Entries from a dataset
— BEGIN —

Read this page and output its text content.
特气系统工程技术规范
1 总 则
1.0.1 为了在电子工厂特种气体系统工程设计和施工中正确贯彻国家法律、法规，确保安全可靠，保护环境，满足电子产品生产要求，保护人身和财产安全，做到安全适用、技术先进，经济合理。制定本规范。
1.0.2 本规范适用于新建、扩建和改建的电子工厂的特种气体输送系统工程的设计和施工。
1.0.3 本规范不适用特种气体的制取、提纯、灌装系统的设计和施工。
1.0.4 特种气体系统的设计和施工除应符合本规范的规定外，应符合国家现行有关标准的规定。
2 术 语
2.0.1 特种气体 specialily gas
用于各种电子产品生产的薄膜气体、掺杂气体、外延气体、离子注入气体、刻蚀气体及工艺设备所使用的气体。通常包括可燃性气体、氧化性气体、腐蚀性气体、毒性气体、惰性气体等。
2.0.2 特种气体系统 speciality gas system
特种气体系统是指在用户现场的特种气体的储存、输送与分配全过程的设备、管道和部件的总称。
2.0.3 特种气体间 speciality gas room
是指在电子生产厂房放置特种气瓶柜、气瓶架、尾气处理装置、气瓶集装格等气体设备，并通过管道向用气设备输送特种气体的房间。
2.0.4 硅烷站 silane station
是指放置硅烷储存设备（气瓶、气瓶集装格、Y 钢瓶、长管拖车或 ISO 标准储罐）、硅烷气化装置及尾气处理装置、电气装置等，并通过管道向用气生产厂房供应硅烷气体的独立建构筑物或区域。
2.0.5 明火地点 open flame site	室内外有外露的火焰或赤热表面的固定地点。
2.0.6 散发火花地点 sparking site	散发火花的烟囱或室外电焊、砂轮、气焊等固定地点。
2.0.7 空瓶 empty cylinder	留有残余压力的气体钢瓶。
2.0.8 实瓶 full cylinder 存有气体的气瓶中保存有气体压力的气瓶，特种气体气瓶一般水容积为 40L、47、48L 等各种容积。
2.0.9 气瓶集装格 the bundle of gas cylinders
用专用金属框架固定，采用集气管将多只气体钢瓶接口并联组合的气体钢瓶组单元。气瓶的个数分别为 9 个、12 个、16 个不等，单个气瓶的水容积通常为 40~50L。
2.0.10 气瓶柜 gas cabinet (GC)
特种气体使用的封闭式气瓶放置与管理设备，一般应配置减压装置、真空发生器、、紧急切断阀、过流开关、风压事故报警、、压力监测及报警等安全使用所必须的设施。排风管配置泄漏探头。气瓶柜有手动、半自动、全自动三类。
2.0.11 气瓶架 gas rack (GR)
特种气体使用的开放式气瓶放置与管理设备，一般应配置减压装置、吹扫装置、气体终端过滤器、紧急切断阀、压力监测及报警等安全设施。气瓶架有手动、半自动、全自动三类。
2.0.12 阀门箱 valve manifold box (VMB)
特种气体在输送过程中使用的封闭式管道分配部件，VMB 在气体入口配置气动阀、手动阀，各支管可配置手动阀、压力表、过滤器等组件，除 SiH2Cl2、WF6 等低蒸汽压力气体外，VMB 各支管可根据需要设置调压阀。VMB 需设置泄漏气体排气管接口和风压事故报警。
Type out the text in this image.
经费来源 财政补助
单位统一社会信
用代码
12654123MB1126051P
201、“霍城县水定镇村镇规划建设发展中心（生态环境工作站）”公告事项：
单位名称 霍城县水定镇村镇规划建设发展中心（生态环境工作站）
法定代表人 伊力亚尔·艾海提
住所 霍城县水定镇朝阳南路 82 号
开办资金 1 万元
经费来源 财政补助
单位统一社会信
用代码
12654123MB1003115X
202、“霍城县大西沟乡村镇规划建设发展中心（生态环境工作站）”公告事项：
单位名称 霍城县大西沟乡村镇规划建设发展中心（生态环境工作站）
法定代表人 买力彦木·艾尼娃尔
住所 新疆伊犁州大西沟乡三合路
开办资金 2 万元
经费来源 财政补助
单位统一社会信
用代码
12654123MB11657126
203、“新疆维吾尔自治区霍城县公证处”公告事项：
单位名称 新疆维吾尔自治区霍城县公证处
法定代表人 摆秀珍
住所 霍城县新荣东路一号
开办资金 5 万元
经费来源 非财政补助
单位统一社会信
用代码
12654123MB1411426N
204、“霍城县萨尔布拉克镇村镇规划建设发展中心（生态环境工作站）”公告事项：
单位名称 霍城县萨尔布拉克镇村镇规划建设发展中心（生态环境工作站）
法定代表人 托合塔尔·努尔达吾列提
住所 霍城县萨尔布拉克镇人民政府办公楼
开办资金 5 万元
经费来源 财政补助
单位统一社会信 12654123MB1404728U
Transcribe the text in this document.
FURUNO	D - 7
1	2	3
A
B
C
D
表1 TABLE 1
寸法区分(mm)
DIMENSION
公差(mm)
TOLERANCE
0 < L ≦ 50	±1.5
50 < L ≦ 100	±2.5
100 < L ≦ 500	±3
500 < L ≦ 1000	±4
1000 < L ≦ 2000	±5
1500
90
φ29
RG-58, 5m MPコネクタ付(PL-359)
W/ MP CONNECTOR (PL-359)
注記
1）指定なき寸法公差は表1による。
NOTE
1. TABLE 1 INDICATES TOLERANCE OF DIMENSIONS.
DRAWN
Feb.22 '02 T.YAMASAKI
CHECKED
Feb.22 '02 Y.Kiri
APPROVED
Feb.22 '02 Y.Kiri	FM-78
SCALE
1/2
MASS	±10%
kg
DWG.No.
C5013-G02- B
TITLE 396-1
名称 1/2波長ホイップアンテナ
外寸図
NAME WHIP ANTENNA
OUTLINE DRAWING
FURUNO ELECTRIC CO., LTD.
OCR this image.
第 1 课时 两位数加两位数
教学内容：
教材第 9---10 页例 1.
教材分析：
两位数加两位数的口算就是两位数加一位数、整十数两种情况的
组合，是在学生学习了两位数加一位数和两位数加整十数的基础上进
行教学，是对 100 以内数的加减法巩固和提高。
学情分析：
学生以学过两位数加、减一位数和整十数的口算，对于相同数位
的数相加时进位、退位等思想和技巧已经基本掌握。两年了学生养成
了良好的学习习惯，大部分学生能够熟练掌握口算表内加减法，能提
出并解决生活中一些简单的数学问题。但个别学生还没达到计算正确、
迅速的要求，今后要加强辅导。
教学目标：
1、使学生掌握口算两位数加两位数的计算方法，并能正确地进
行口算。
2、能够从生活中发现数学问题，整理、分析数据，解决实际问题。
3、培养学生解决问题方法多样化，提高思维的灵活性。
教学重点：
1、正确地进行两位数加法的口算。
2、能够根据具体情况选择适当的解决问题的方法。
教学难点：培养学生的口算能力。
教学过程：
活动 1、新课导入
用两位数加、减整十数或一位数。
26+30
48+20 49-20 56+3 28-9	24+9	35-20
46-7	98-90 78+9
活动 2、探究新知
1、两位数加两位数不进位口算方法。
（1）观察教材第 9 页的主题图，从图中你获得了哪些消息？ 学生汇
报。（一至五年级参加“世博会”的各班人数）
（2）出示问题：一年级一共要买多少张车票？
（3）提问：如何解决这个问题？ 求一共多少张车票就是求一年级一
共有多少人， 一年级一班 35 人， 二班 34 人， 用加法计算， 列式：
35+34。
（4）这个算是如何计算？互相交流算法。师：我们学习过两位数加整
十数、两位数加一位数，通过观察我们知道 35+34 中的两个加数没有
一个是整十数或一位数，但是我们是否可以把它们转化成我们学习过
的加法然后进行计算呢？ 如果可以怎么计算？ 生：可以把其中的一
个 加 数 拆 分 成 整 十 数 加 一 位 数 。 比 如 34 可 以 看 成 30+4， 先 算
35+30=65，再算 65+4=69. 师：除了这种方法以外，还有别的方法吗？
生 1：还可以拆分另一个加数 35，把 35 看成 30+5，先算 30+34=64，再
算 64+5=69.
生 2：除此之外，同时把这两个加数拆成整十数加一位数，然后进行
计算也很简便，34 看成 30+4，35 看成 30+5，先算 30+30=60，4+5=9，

— END —

■ What is being asked: Gather, from the listing above, every line carrying the word "公告事项".

■ Exercise answer:
201、“霍城县水定镇村镇规划建设发展中心（生态环境工作站）”公告事项：
202、“霍城县大西沟乡村镇规划建设发展中心（生态环境工作站）”公告事项：
203、“新疆维吾尔自治区霍城县公证处”公告事项：
204、“霍城县萨尔布拉克镇村镇规划建设发展中心（生态环境工作站）”公告事项：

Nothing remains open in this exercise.